Your task is to repeat the entries underneath exactly, minus the pictures.
++++++++
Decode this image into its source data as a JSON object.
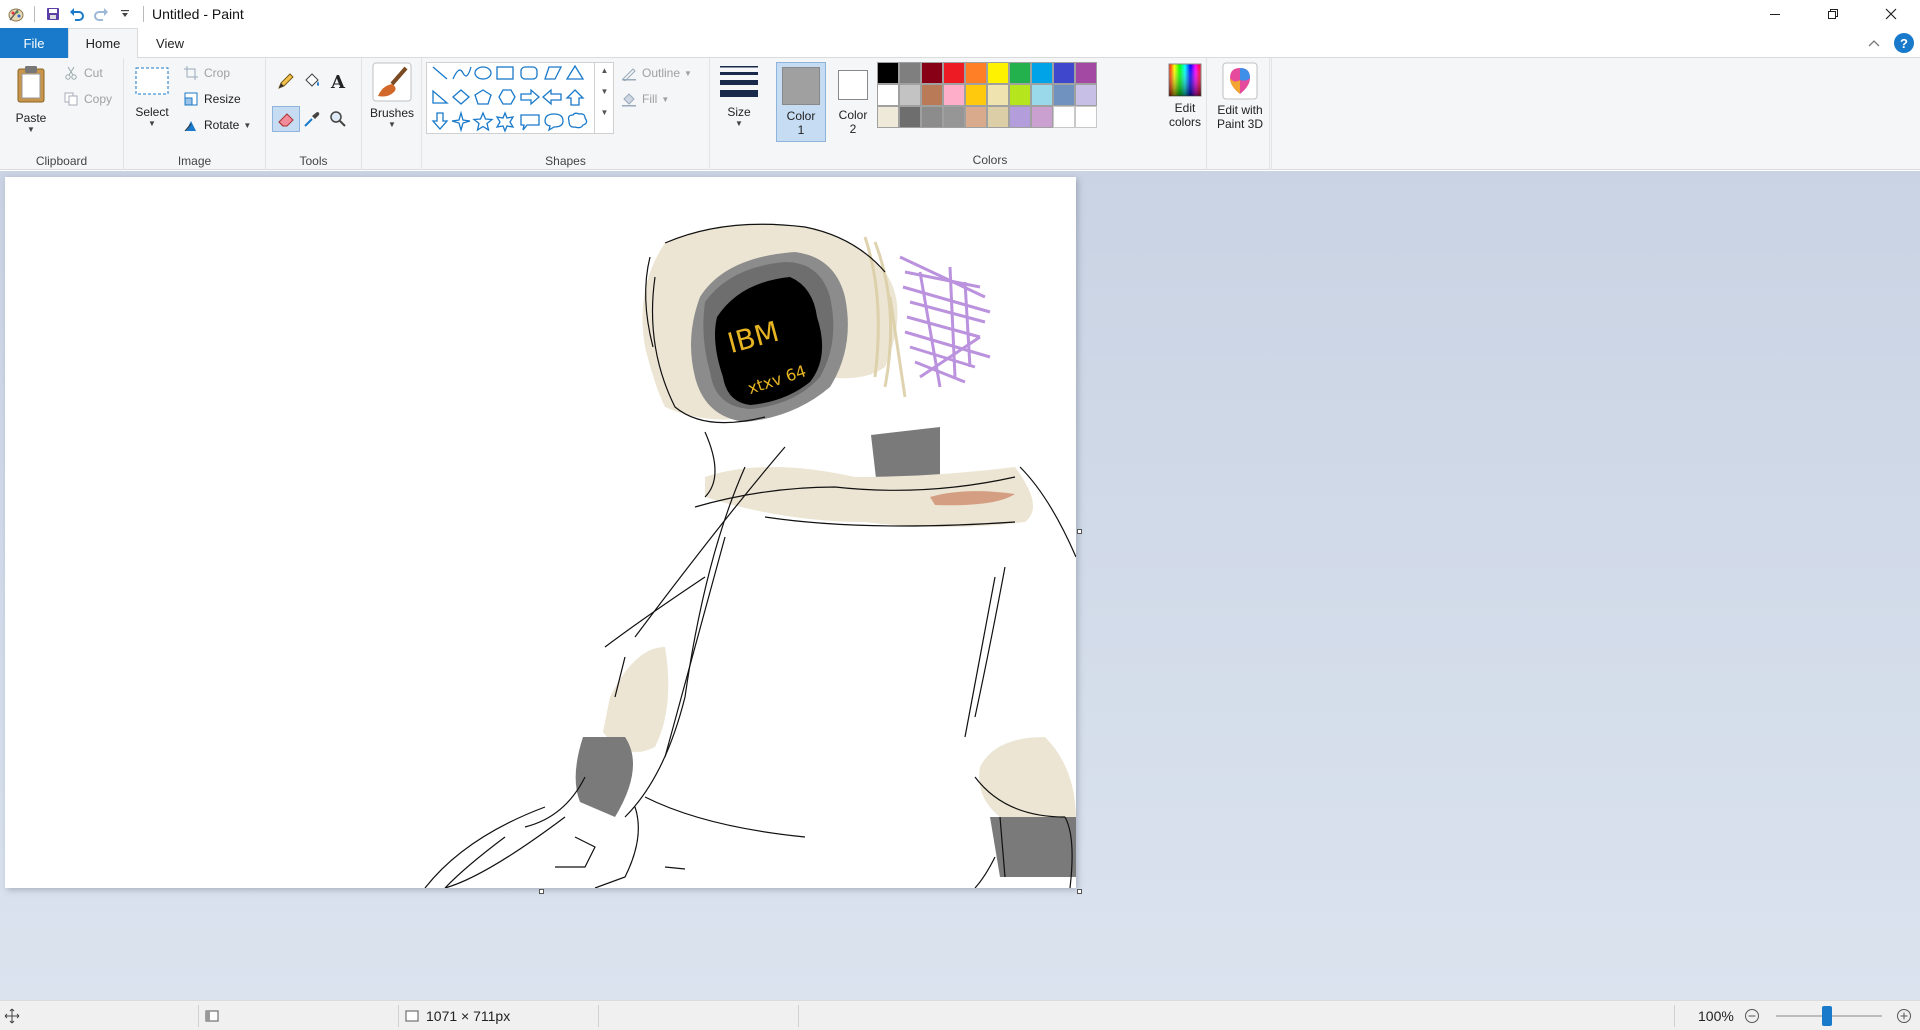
{
  "window": {
    "title": "Untitled - Paint"
  },
  "tabs": {
    "file": "File",
    "home": "Home",
    "view": "View"
  },
  "ribbon": {
    "clipboard": {
      "label": "Clipboard",
      "paste": "Paste",
      "cut": "Cut",
      "copy": "Copy"
    },
    "image": {
      "label": "Image",
      "select": "Select",
      "crop": "Crop",
      "resize": "Resize",
      "rotate": "Rotate"
    },
    "tools": {
      "label": "Tools"
    },
    "brushes": {
      "label": "Brushes"
    },
    "shapes": {
      "label": "Shapes",
      "outline": "Outline",
      "fill": "Fill"
    },
    "size": {
      "label": "Size"
    },
    "colors": {
      "label": "Colors",
      "color1_line1": "Color",
      "color1_line2": "1",
      "color2_line1": "Color",
      "color2_line2": "2",
      "edit_colors_line1": "Edit",
      "edit_colors_line2": "colors",
      "paint3d_line1": "Edit with",
      "paint3d_line2": "Paint 3D",
      "color1_value": "#a0a0a0",
      "color2_value": "#ffffff",
      "palette_row1": [
        "#000000",
        "#7f7f7f",
        "#880015",
        "#ed1c24",
        "#ff7f27",
        "#fff200",
        "#22b14c",
        "#00a2e8",
        "#3f48cc",
        "#a349a4"
      ],
      "palette_row2": [
        "#ffffff",
        "#c3c3c3",
        "#b97a57",
        "#ffaec9",
        "#ffc90e",
        "#efe4b0",
        "#b5e61d",
        "#99d9ea",
        "#7092be",
        "#c8bfe7"
      ],
      "palette_row3": [
        "#efe9d9",
        "#6e6e6e",
        "#8c8c8c",
        "#969696",
        "#d9ab8c",
        "#dccfa7",
        "#b39ddb",
        "#c9a0d0",
        "#ffffff",
        "#ffffff"
      ]
    }
  },
  "canvas": {
    "text_ibm": "IBM",
    "text_model": "xtxv 64"
  },
  "status": {
    "dimensions": "1071 × 711px",
    "zoom": "100%"
  }
}
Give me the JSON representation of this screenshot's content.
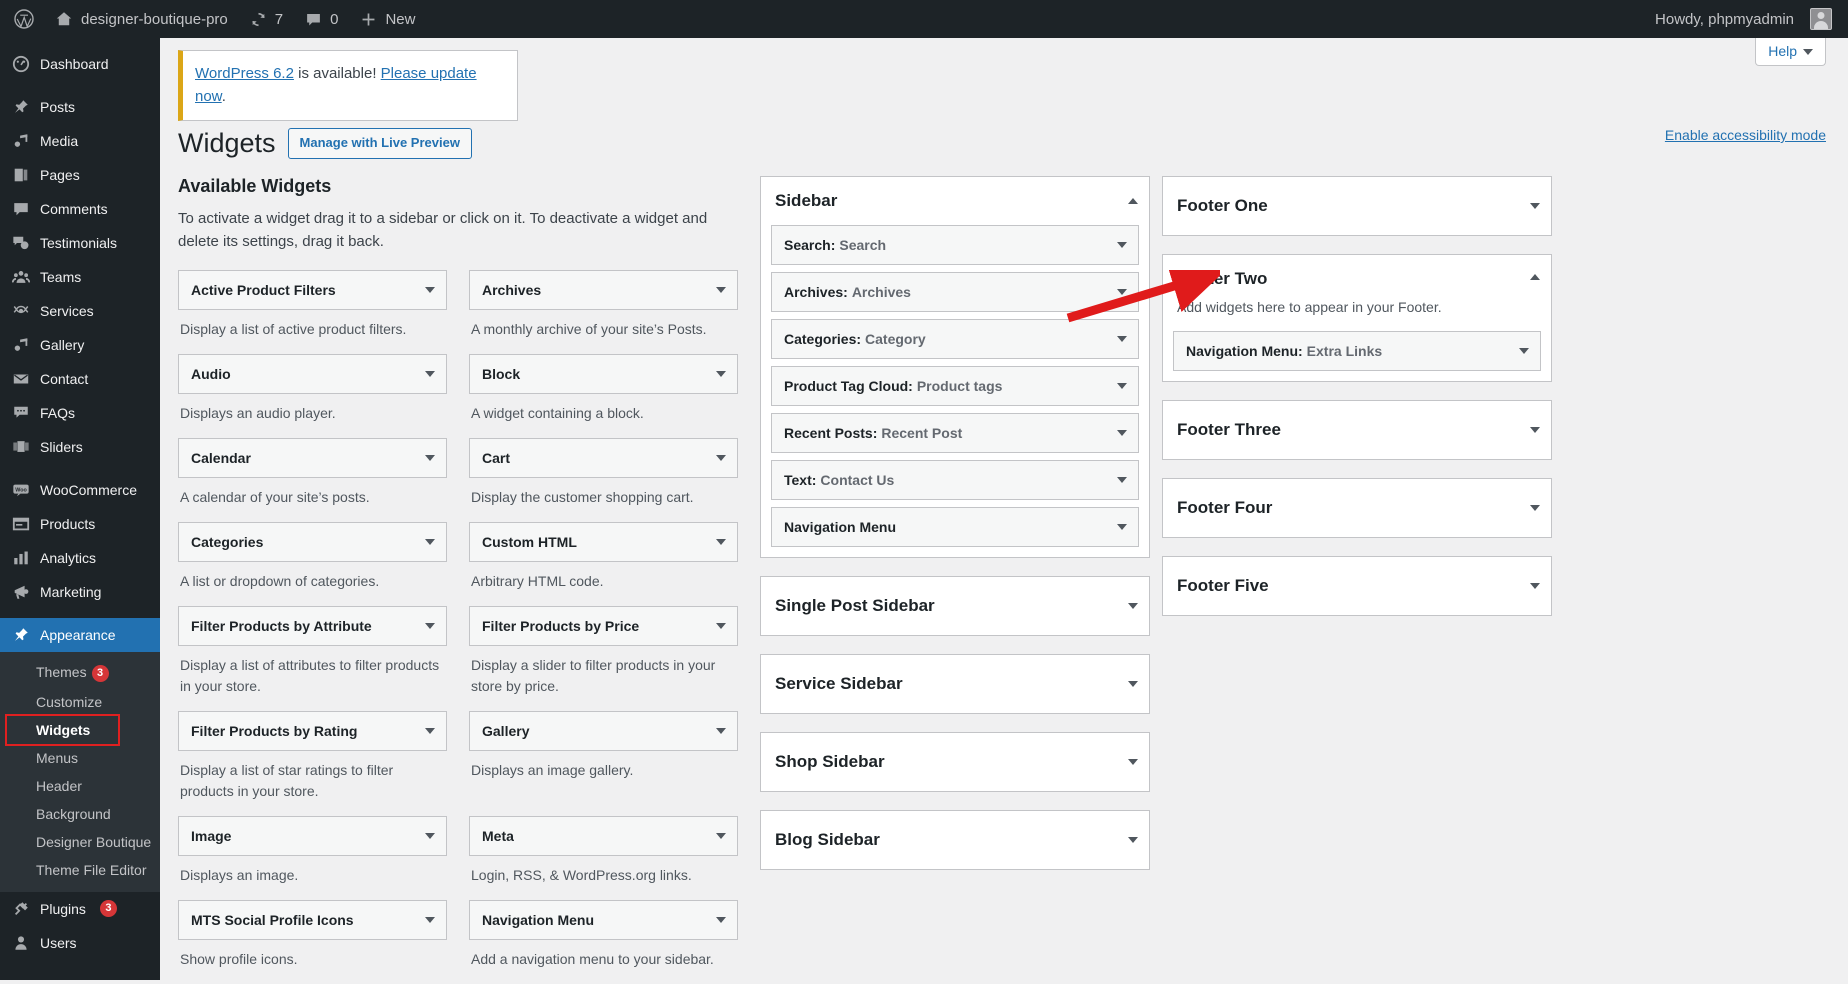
{
  "adminbar": {
    "site_title": "designer-boutique-pro",
    "updates_count": "7",
    "comments_count": "0",
    "new_label": "New",
    "howdy": "Howdy, phpmyadmin"
  },
  "sidebar": {
    "items": [
      {
        "label": "Dashboard",
        "icon": "dashboard-icon"
      },
      {
        "label": "Posts",
        "icon": "pin-icon"
      },
      {
        "label": "Media",
        "icon": "media-icon"
      },
      {
        "label": "Pages",
        "icon": "pages-icon"
      },
      {
        "label": "Comments",
        "icon": "comment-icon"
      },
      {
        "label": "Testimonials",
        "icon": "testimonials-icon"
      },
      {
        "label": "Teams",
        "icon": "teams-icon"
      },
      {
        "label": "Services",
        "icon": "services-icon"
      },
      {
        "label": "Gallery",
        "icon": "gallery-icon"
      },
      {
        "label": "Contact",
        "icon": "mail-icon"
      },
      {
        "label": "FAQs",
        "icon": "faq-icon"
      },
      {
        "label": "Sliders",
        "icon": "sliders-icon"
      },
      {
        "label": "WooCommerce",
        "icon": "woocommerce-icon"
      },
      {
        "label": "Products",
        "icon": "products-icon"
      },
      {
        "label": "Analytics",
        "icon": "analytics-icon"
      },
      {
        "label": "Marketing",
        "icon": "marketing-icon"
      },
      {
        "label": "Appearance",
        "icon": "appearance-icon",
        "current": true
      },
      {
        "label": "Plugins",
        "icon": "plugins-icon",
        "badge": "3"
      },
      {
        "label": "Users",
        "icon": "users-icon"
      }
    ],
    "appearance_submenu": [
      {
        "label": "Themes",
        "badge": "3"
      },
      {
        "label": "Customize"
      },
      {
        "label": "Widgets",
        "current": true,
        "highlighted": true
      },
      {
        "label": "Menus"
      },
      {
        "label": "Header"
      },
      {
        "label": "Background"
      },
      {
        "label": "Designer Boutique"
      },
      {
        "label": "Theme File Editor"
      }
    ]
  },
  "header": {
    "help_label": "Help",
    "notice_link": "WordPress 6.2",
    "notice_mid": " is available! ",
    "notice_link2": "Please update now",
    "notice_end": ".",
    "page_title": "Widgets",
    "live_preview_button": "Manage with Live Preview",
    "accessibility_link": "Enable accessibility mode"
  },
  "available": {
    "heading": "Available Widgets",
    "description": "To activate a widget drag it to a sidebar or click on it. To deactivate a widget and delete its settings, drag it back.",
    "widgets": [
      {
        "title": "Active Product Filters",
        "desc": "Display a list of active product filters."
      },
      {
        "title": "Archives",
        "desc": "A monthly archive of your site’s Posts."
      },
      {
        "title": "Audio",
        "desc": "Displays an audio player."
      },
      {
        "title": "Block",
        "desc": "A widget containing a block."
      },
      {
        "title": "Calendar",
        "desc": "A calendar of your site’s posts."
      },
      {
        "title": "Cart",
        "desc": "Display the customer shopping cart."
      },
      {
        "title": "Categories",
        "desc": "A list or dropdown of categories."
      },
      {
        "title": "Custom HTML",
        "desc": "Arbitrary HTML code."
      },
      {
        "title": "Filter Products by Attribute",
        "desc": "Display a list of attributes to filter products in your store."
      },
      {
        "title": "Filter Products by Price",
        "desc": "Display a slider to filter products in your store by price."
      },
      {
        "title": "Filter Products by Rating",
        "desc": "Display a list of star ratings to filter products in your store."
      },
      {
        "title": "Gallery",
        "desc": "Displays an image gallery."
      },
      {
        "title": "Image",
        "desc": "Displays an image."
      },
      {
        "title": "Meta",
        "desc": "Login, RSS, & WordPress.org links."
      },
      {
        "title": "MTS Social Profile Icons",
        "desc": "Show profile icons."
      },
      {
        "title": "Navigation Menu",
        "desc": "Add a navigation menu to your sidebar."
      }
    ]
  },
  "middle_column": {
    "panels": [
      {
        "name": "Sidebar",
        "expanded": true,
        "widgets": [
          {
            "type": "Search:",
            "instance": "Search"
          },
          {
            "type": "Archives:",
            "instance": "Archives"
          },
          {
            "type": "Categories:",
            "instance": "Category"
          },
          {
            "type": "Product Tag Cloud:",
            "instance": "Product tags"
          },
          {
            "type": "Recent Posts:",
            "instance": "Recent Post"
          },
          {
            "type": "Text:",
            "instance": "Contact Us"
          },
          {
            "type": "Navigation Menu",
            "instance": ""
          }
        ]
      },
      {
        "name": "Single Post Sidebar",
        "expanded": false,
        "widgets": []
      },
      {
        "name": "Service Sidebar",
        "expanded": false,
        "widgets": []
      },
      {
        "name": "Shop Sidebar",
        "expanded": false,
        "widgets": []
      },
      {
        "name": "Blog Sidebar",
        "expanded": false,
        "widgets": []
      }
    ]
  },
  "right_column": {
    "panels": [
      {
        "name": "Footer One",
        "expanded": false,
        "desc": "",
        "widgets": []
      },
      {
        "name": "Footer Two",
        "expanded": true,
        "desc": "Add widgets here to appear in your Footer.",
        "widgets": [
          {
            "type": "Navigation Menu:",
            "instance": "Extra Links",
            "highlighted": true
          }
        ]
      },
      {
        "name": "Footer Three",
        "expanded": false,
        "desc": "",
        "widgets": []
      },
      {
        "name": "Footer Four",
        "expanded": false,
        "desc": "",
        "widgets": []
      },
      {
        "name": "Footer Five",
        "expanded": false,
        "desc": "",
        "widgets": []
      }
    ]
  },
  "annotation": {
    "arrow_color": "#e01b1b",
    "highlight_color": "#e02020"
  }
}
++++++++
§ Result below
Decode this image into its source data as a JSON object.
{
  "window": {
    "title": "Untitled - Paint"
  },
  "tabs": {
    "file": "File",
    "home": "Home",
    "view": "View"
  },
  "ribbon": {
    "clipboard": {
      "label": "Clipboard",
      "paste": "Paste",
      "cut": "Cut",
      "copy": "Copy"
    },
    "image": {
      "label": "Image",
      "select": "Select",
      "crop": "Crop",
      "resize": "Resize",
      "rotate": "Rotate"
    },
    "tools": {
      "label": "Tools"
    },
    "brushes": {
      "label": "Brushes"
    },
    "shapes": {
      "label": "Shapes",
      "outline": "Outline",
      "fill": "Fill"
    },
    "size": {
      "label": "Size"
    },
    "colors": {
      "label": "Colors",
      "color1_line1": "Color",
      "color1_line2": "1",
      "color2_line1": "Color",
      "color2_line2": "2",
      "edit_colors_line1": "Edit",
      "edit_colors_line2": "colors",
      "paint3d_line1": "Edit with",
      "paint3d_line2": "Paint 3D",
      "color1_value": "#a0a0a0",
      "color2_value": "#ffffff",
      "palette_row1": [
        "#000000",
        "#7f7f7f",
        "#880015",
        "#ed1c24",
        "#ff7f27",
        "#fff200",
        "#22b14c",
        "#00a2e8",
        "#3f48cc",
        "#a349a4"
      ],
      "palette_row2": [
        "#ffffff",
        "#c3c3c3",
        "#b97a57",
        "#ffaec9",
        "#ffc90e",
        "#efe4b0",
        "#b5e61d",
        "#99d9ea",
        "#7092be",
        "#c8bfe7"
      ],
      "palette_row3": [
        "#efe9d9",
        "#6e6e6e",
        "#8c8c8c",
        "#969696",
        "#d9ab8c",
        "#dccfa7",
        "#b39ddb",
        "#c9a0d0",
        "#ffffff",
        "#ffffff"
      ]
    }
  },
  "canvas": {
    "text_ibm": "IBM",
    "text_model": "xtxv 64"
  },
  "status": {
    "dimensions": "1071 × 711px",
    "zoom": "100%"
  }
}
Give me the JSON representation of this screenshot's content.
{
  "adminbar": {
    "site_title": "designer-boutique-pro",
    "updates_count": "7",
    "comments_count": "0",
    "new_label": "New",
    "howdy": "Howdy, phpmyadmin"
  },
  "sidebar": {
    "items": [
      {
        "label": "Dashboard",
        "icon": "dashboard-icon"
      },
      {
        "label": "Posts",
        "icon": "pin-icon"
      },
      {
        "label": "Media",
        "icon": "media-icon"
      },
      {
        "label": "Pages",
        "icon": "pages-icon"
      },
      {
        "label": "Comments",
        "icon": "comment-icon"
      },
      {
        "label": "Testimonials",
        "icon": "testimonials-icon"
      },
      {
        "label": "Teams",
        "icon": "teams-icon"
      },
      {
        "label": "Services",
        "icon": "services-icon"
      },
      {
        "label": "Gallery",
        "icon": "gallery-icon"
      },
      {
        "label": "Contact",
        "icon": "mail-icon"
      },
      {
        "label": "FAQs",
        "icon": "faq-icon"
      },
      {
        "label": "Sliders",
        "icon": "sliders-icon"
      },
      {
        "label": "WooCommerce",
        "icon": "woocommerce-icon"
      },
      {
        "label": "Products",
        "icon": "products-icon"
      },
      {
        "label": "Analytics",
        "icon": "analytics-icon"
      },
      {
        "label": "Marketing",
        "icon": "marketing-icon"
      },
      {
        "label": "Appearance",
        "icon": "appearance-icon",
        "current": true
      },
      {
        "label": "Plugins",
        "icon": "plugins-icon",
        "badge": "3"
      },
      {
        "label": "Users",
        "icon": "users-icon"
      }
    ],
    "appearance_submenu": [
      {
        "label": "Themes",
        "badge": "3"
      },
      {
        "label": "Customize"
      },
      {
        "label": "Widgets",
        "current": true,
        "highlighted": true
      },
      {
        "label": "Menus"
      },
      {
        "label": "Header"
      },
      {
        "label": "Background"
      },
      {
        "label": "Designer Boutique"
      },
      {
        "label": "Theme File Editor"
      }
    ]
  },
  "header": {
    "help_label": "Help",
    "notice_link": "WordPress 6.2",
    "notice_mid": " is available! ",
    "notice_link2": "Please update now",
    "notice_end": ".",
    "page_title": "Widgets",
    "live_preview_button": "Manage with Live Preview",
    "accessibility_link": "Enable accessibility mode"
  },
  "available": {
    "heading": "Available Widgets",
    "description": "To activate a widget drag it to a sidebar or click on it. To deactivate a widget and delete its settings, drag it back.",
    "widgets": [
      {
        "title": "Active Product Filters",
        "desc": "Display a list of active product filters."
      },
      {
        "title": "Archives",
        "desc": "A monthly archive of your site’s Posts."
      },
      {
        "title": "Audio",
        "desc": "Displays an audio player."
      },
      {
        "title": "Block",
        "desc": "A widget containing a block."
      },
      {
        "title": "Calendar",
        "desc": "A calendar of your site’s posts."
      },
      {
        "title": "Cart",
        "desc": "Display the customer shopping cart."
      },
      {
        "title": "Categories",
        "desc": "A list or dropdown of categories."
      },
      {
        "title": "Custom HTML",
        "desc": "Arbitrary HTML code."
      },
      {
        "title": "Filter Products by Attribute",
        "desc": "Display a list of attributes to filter products in your store."
      },
      {
        "title": "Filter Products by Price",
        "desc": "Display a slider to filter products in your store by price."
      },
      {
        "title": "Filter Products by Rating",
        "desc": "Display a list of star ratings to filter products in your store."
      },
      {
        "title": "Gallery",
        "desc": "Displays an image gallery."
      },
      {
        "title": "Image",
        "desc": "Displays an image."
      },
      {
        "title": "Meta",
        "desc": "Login, RSS, & WordPress.org links."
      },
      {
        "title": "MTS Social Profile Icons",
        "desc": "Show profile icons."
      },
      {
        "title": "Navigation Menu",
        "desc": "Add a navigation menu to your sidebar."
      }
    ]
  },
  "middle_column": {
    "panels": [
      {
        "name": "Sidebar",
        "expanded": true,
        "widgets": [
          {
            "type": "Search:",
            "instance": "Search"
          },
          {
            "type": "Archives:",
            "instance": "Archives"
          },
          {
            "type": "Categories:",
            "instance": "Category"
          },
          {
            "type": "Product Tag Cloud:",
            "instance": "Product tags"
          },
          {
            "type": "Recent Posts:",
            "instance": "Recent Post"
          },
          {
            "type": "Text:",
            "instance": "Contact Us"
          },
          {
            "type": "Navigation Menu",
            "instance": ""
          }
        ]
      },
      {
        "name": "Single Post Sidebar",
        "expanded": false,
        "widgets": []
      },
      {
        "name": "Service Sidebar",
        "expanded": false,
        "widgets": []
      },
      {
        "name": "Shop Sidebar",
        "expanded": false,
        "widgets": []
      },
      {
        "name": "Blog Sidebar",
        "expanded": false,
        "widgets": []
      }
    ]
  },
  "right_column": {
    "panels": [
      {
        "name": "Footer One",
        "expanded": false,
        "desc": "",
        "widgets": []
      },
      {
        "name": "Footer Two",
        "expanded": true,
        "desc": "Add widgets here to appear in your Footer.",
        "widgets": [
          {
            "type": "Navigation Menu:",
            "instance": "Extra Links",
            "highlighted": true
          }
        ]
      },
      {
        "name": "Footer Three",
        "expanded": false,
        "desc": "",
        "widgets": []
      },
      {
        "name": "Footer Four",
        "expanded": false,
        "desc": "",
        "widgets": []
      },
      {
        "name": "Footer Five",
        "expanded": false,
        "desc": "",
        "widgets": []
      }
    ]
  },
  "annotation": {
    "arrow_color": "#e01b1b",
    "highlight_color": "#e02020"
  }
}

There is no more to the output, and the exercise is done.